- PAGE
>> START

The Democratic governor has said for weeks that he would propose pension changes this fall. He recently said some of them will require a constitutional amendment and a vote of the people.

In Southern California, public employee pension reform comes to the forefront.

California’s public pension debate moves to the south state, where a new legislative committee will look at recent changes and options for fiscal stability.

Sen. Gloria Negrete McLeod of Chino and Assemblyman Warren Furutani of Gardena, both Democrats, are chairing the informational hearing, which runs from 10 a.m. to 1 p.m. at Carson City Council Chambers.

Several union representatives and lobbyists are among the scheduled speakers at today’s hearing. They include Yvonne Walker, president of SEIU Local 1000; Rich Brandt, president of Long Beach Firefighters; and Dave Low, executive director of the California School Employees Association.

Also listed are representatives of CDF Firefighters, California Association of Highway Patrolmen, California State Association of Counties, California Special Districts Association, SEIU California, the State Association of County Retirement Systems, AFSCME California, the Los Angeles County Employees Retirement Association, the California Teachers Association and the Association of California School Administrators.

Other perspectives will come from Desi Rodrigues of the Department of Personnel Administration, Santa Monica city manager Rod Gould, Ann Boynton of California Public Employees’ Retirement System and Ed Derman of California State Teachers’ Retirement System.

The hearing will be streamed live on the city of Carson’s website, http://ci.carson.ca.us/content/livebroadcast.asp. Members of the group Californians for Retirement Security will hold a news conference outside City Hall at 9:15 a.m. before the hearing starts.

On to today’s headlines:

Death penalty ban could go to voters

California voters have consistently supported the death penalty, and even in 1986 tossed out a state Supreme Court justice who opposed it.

But foes of capital punishment sense the tide may be turning as they prepare to begin gathering signatures on a proposed initiative that seeks to replace the death penalty with life in prison without the possibility of parole.

In San Diego County, backers of the ballot proposal will unveil their campaign plans today. Supporters include the American Civil Liberties Union, the Office of Social Ministry for the Catholic Diocese, NAACP and some retired judges.

They plan to urge voters to rethink the death penalty by arguing it’s a drain on the state budget, takes between 25 to 30 years to carry out and runs the risk of executing the innocent.

Statewide, organizers must gather slightly more than 500,000 signatures of registered voters by March 18 to qualify the initiative for the November 2012 ballot.

>> END

- DATASET CONTENT
>> START

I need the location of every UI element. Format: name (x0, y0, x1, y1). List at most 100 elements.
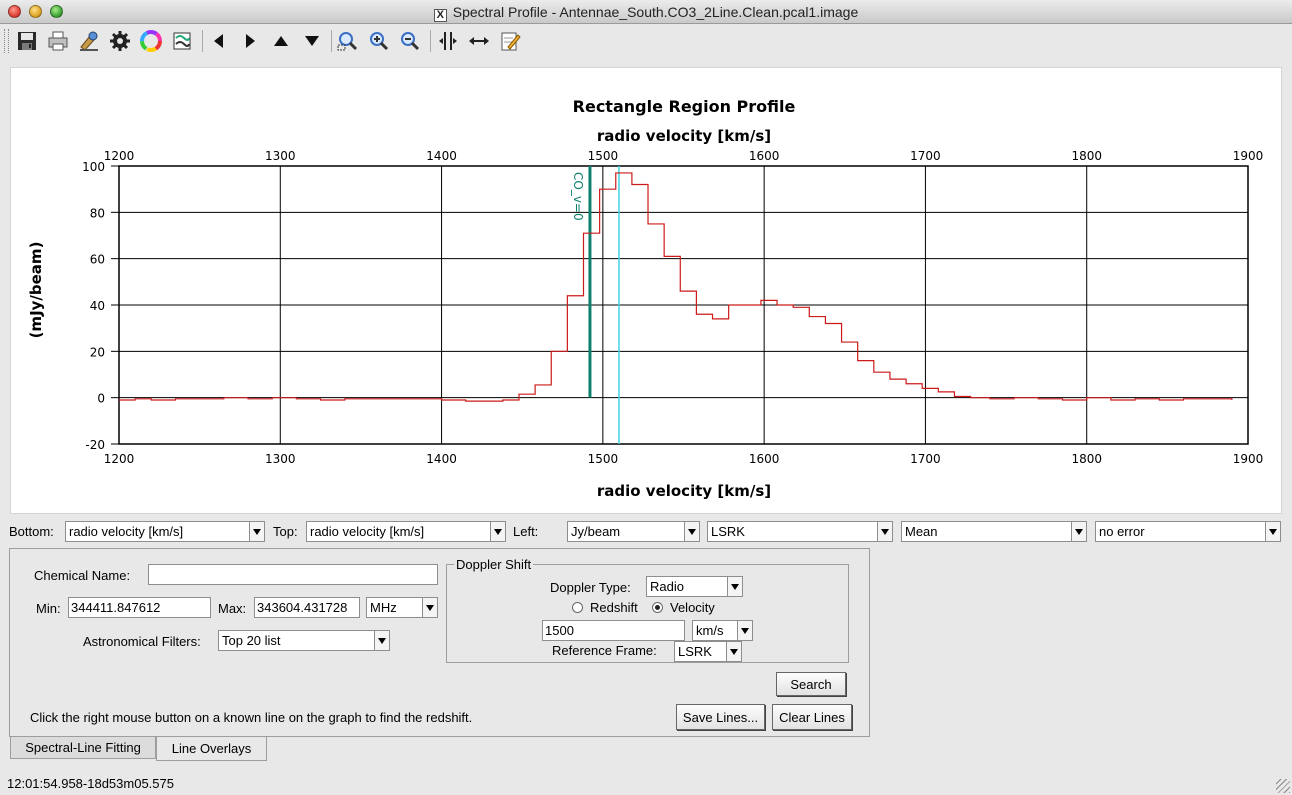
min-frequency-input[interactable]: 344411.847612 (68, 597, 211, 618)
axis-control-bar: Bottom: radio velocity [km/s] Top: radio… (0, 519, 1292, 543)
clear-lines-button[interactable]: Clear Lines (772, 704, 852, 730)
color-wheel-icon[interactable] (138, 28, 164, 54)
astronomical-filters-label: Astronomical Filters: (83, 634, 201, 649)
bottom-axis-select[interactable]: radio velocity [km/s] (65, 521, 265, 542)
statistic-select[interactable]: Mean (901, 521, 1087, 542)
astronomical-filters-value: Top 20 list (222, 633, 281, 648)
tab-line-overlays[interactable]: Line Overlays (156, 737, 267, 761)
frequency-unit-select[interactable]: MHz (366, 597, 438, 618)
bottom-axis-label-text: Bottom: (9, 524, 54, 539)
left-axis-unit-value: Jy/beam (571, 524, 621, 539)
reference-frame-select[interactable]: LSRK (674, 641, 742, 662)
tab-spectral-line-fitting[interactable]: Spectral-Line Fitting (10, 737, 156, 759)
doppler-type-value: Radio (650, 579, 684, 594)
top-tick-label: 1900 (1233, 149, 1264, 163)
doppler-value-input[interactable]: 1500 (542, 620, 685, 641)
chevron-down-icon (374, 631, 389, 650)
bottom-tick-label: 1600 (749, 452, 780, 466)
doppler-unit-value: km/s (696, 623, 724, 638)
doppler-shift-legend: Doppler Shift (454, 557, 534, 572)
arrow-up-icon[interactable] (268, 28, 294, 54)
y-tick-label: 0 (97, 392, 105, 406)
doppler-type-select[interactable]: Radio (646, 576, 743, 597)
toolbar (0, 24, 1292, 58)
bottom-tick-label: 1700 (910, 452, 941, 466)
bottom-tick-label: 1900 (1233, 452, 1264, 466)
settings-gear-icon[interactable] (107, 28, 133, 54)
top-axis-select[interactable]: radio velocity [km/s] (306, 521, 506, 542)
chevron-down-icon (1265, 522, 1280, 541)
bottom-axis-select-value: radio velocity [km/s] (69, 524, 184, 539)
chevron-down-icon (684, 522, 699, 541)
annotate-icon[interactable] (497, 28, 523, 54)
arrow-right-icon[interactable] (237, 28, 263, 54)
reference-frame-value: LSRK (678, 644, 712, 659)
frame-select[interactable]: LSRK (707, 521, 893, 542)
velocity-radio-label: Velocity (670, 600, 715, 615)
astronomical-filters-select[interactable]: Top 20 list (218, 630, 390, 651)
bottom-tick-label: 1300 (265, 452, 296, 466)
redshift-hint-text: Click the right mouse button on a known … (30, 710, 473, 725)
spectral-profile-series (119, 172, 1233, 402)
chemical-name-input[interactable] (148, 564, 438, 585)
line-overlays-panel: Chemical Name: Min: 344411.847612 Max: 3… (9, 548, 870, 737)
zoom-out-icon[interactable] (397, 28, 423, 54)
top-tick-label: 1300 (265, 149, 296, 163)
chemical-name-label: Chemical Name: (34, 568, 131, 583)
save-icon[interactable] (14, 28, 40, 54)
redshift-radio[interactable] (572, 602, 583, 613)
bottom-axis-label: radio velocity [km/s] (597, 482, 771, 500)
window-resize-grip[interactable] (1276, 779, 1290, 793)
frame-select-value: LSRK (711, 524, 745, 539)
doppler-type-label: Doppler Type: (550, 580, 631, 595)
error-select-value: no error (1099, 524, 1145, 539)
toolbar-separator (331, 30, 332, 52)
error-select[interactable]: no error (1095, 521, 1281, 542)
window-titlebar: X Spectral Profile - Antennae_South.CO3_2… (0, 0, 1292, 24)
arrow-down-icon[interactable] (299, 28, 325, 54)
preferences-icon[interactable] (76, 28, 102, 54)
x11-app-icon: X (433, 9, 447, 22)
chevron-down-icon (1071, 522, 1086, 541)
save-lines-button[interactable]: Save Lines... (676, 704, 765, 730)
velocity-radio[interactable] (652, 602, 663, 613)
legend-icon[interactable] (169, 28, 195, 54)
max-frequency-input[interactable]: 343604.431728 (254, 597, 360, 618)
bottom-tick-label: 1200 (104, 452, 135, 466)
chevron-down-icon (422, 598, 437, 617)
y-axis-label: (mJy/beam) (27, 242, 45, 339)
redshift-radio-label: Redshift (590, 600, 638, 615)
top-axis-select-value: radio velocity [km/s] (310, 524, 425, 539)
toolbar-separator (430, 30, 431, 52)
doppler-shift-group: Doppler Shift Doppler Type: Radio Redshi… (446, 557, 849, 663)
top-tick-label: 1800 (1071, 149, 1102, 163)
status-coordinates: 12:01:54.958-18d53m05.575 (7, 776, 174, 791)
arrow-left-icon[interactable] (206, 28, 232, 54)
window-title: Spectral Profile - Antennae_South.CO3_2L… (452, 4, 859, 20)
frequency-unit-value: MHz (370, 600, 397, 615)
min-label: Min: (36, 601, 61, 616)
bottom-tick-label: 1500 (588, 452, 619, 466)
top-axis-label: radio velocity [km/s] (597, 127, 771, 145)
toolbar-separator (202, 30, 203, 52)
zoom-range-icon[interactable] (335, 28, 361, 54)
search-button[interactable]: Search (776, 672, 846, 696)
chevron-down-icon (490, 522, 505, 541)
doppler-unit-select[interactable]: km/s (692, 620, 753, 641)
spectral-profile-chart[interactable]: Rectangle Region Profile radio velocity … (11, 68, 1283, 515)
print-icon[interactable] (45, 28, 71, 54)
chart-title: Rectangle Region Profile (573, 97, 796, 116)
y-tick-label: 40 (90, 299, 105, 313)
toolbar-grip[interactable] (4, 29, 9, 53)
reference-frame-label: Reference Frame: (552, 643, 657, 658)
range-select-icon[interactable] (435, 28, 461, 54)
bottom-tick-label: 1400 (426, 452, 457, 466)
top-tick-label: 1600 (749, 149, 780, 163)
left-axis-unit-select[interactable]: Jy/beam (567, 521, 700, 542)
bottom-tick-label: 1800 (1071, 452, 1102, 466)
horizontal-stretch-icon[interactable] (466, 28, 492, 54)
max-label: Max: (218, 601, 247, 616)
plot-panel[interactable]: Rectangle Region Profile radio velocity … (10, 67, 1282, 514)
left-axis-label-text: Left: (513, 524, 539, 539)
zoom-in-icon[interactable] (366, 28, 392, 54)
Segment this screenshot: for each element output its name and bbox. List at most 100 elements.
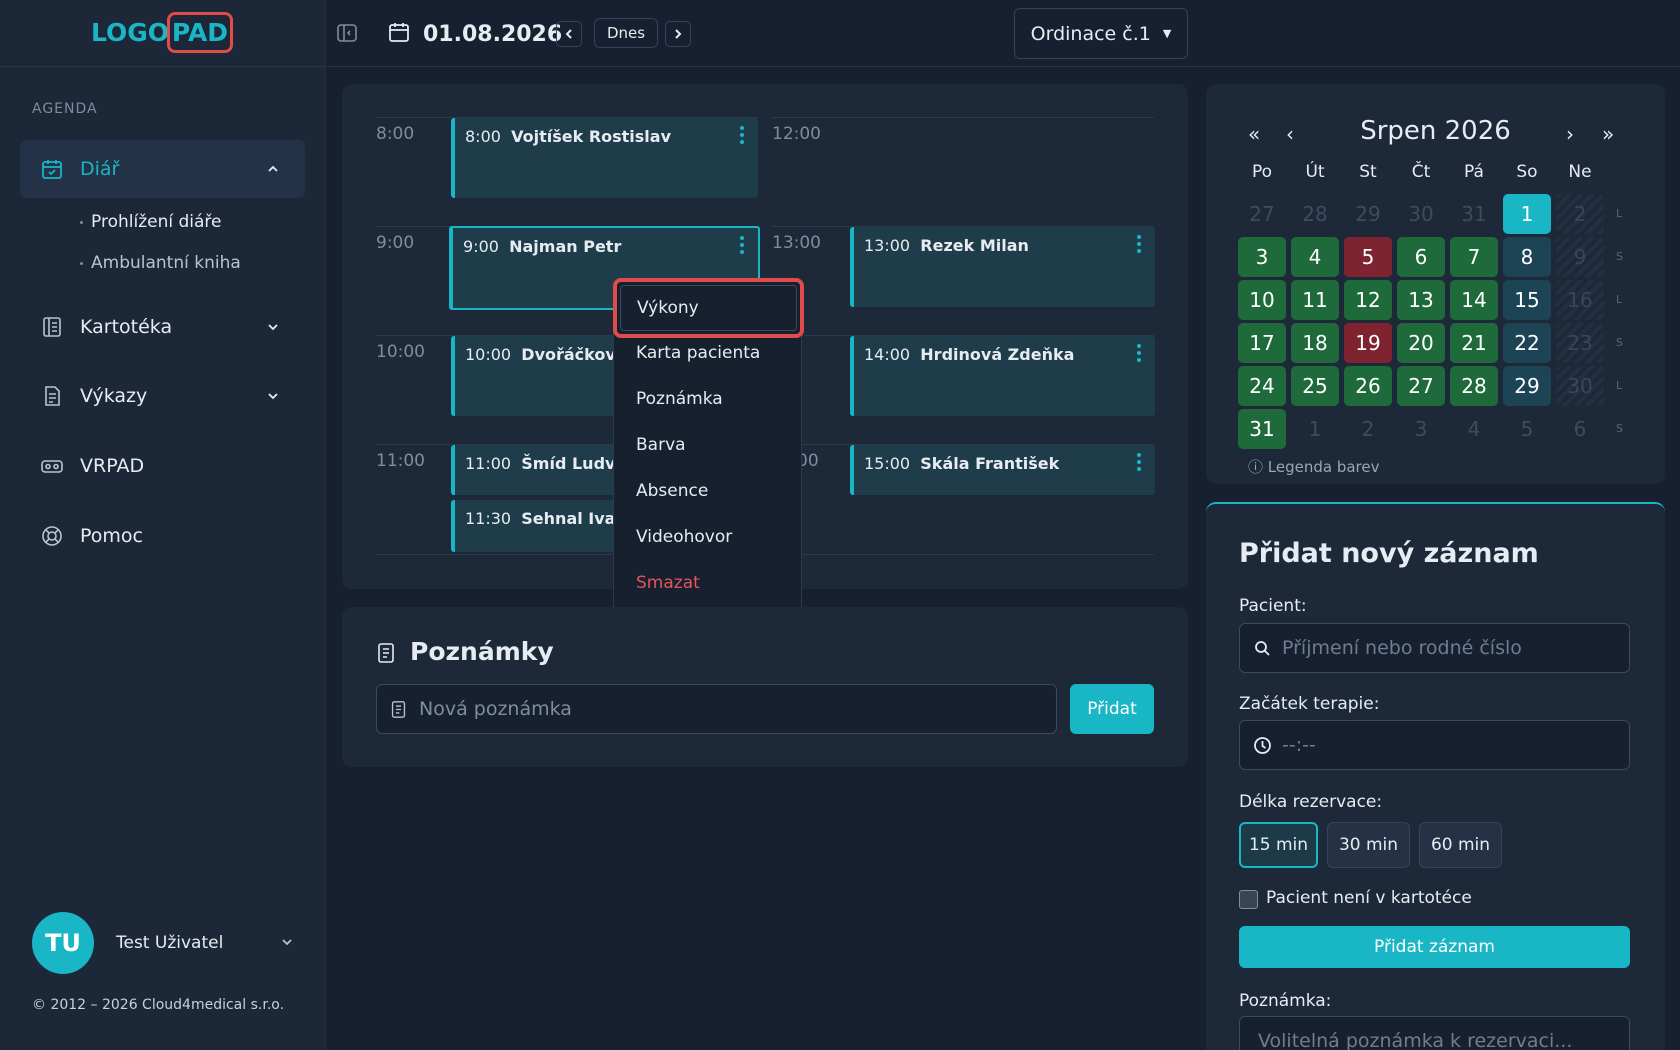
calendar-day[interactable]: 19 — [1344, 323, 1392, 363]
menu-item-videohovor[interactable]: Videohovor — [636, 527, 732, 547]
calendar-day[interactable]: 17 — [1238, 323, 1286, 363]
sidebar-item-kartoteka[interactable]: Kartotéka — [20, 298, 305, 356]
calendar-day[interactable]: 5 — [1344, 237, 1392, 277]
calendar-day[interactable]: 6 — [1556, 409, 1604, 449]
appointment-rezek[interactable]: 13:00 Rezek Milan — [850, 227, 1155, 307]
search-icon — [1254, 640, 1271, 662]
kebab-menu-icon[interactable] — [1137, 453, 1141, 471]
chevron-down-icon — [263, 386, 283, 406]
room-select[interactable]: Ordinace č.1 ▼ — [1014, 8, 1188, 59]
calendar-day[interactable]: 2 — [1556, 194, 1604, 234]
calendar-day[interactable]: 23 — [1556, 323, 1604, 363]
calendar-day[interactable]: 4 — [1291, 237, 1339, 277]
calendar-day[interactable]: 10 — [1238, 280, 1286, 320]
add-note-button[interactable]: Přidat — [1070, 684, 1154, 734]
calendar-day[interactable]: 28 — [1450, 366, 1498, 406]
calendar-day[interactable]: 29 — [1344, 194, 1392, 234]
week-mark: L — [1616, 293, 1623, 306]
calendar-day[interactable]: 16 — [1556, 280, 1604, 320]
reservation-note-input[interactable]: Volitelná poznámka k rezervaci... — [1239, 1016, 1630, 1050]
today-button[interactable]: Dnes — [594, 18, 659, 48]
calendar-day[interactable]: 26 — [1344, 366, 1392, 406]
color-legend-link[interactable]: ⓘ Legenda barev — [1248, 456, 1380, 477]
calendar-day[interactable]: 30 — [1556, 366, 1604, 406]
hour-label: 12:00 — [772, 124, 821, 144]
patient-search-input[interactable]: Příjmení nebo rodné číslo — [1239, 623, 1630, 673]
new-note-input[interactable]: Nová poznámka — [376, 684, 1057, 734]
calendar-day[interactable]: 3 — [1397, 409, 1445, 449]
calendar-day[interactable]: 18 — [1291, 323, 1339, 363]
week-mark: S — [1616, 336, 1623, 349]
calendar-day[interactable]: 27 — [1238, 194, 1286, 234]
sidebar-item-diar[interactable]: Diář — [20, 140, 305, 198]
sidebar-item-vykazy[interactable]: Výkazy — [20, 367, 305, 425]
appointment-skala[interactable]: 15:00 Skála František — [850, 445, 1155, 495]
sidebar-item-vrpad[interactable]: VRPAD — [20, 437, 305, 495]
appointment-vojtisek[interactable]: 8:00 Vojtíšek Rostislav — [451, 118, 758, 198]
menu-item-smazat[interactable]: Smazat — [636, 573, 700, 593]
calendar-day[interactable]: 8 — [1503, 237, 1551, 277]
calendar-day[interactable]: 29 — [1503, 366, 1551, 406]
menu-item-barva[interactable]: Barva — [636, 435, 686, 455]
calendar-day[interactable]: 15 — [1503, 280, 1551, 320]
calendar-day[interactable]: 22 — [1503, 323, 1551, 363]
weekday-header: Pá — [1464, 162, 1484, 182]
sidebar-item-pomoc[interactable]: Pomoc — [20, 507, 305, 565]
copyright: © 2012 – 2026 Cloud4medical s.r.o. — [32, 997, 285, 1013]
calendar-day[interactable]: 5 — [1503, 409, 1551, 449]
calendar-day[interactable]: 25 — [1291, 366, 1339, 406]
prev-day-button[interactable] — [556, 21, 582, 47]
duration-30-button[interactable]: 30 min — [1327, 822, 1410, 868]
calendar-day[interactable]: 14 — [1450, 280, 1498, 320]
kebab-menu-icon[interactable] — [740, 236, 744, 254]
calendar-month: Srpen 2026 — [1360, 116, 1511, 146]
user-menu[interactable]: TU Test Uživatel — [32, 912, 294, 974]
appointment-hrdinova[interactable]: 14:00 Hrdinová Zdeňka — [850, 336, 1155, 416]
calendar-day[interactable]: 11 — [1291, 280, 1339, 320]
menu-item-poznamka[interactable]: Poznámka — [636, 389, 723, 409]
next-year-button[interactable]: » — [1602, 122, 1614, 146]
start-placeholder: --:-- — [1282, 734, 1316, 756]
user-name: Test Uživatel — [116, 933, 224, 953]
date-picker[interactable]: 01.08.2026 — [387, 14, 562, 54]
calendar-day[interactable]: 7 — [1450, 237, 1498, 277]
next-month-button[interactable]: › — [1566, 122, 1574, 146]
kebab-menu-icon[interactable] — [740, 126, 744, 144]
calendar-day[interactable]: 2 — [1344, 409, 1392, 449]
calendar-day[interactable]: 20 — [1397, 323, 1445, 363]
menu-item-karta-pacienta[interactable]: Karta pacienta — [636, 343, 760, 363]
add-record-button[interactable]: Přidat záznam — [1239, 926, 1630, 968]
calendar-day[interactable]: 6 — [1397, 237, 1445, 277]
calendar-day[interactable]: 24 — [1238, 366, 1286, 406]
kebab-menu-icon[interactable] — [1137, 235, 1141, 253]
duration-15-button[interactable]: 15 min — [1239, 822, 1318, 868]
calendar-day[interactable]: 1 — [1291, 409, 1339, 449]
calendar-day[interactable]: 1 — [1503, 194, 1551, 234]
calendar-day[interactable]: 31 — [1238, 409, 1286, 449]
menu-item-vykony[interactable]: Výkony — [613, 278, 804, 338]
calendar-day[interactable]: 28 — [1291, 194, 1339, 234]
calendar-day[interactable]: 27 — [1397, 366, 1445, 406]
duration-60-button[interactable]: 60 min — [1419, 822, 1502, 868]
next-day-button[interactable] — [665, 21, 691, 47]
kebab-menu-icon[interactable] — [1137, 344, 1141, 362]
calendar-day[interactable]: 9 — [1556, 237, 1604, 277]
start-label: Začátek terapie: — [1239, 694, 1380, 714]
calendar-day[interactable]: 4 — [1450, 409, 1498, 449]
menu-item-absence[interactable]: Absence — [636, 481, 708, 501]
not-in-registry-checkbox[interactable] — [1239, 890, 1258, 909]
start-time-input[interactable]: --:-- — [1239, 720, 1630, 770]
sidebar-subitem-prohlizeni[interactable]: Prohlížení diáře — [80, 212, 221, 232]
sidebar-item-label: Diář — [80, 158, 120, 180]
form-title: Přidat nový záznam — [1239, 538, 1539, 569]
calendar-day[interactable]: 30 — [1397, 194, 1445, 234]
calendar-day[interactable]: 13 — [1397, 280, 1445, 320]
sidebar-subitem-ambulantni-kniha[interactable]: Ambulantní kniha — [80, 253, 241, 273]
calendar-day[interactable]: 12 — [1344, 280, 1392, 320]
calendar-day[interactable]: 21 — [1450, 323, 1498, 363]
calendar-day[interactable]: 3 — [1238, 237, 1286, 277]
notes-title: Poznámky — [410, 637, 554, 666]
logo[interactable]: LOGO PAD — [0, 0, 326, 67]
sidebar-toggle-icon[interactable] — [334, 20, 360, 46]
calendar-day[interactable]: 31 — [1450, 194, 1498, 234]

>> END

- EXERCISE AIM
Reproduce the news report from "On to today’s" to "some retired judges.", word for word.

- RESPONSE TO THIS TASK
On to today’s headlines:

Death penalty ban could go to voters

California voters have consistently supported the death penalty, and even in 1986 tossed out a state Supreme Court justice who opposed it.

But foes of capital punishment sense the tide may be turning as they prepare to begin gathering signatures on a proposed initiative that seeks to replace the death penalty with life in prison without the possibility of parole.

In San Diego County, backers of the ballot proposal will unveil their campaign plans today. Supporters include the American Civil Liberties Union, the Office of Social Ministry for the Catholic Diocese, NAACP and some retired judges.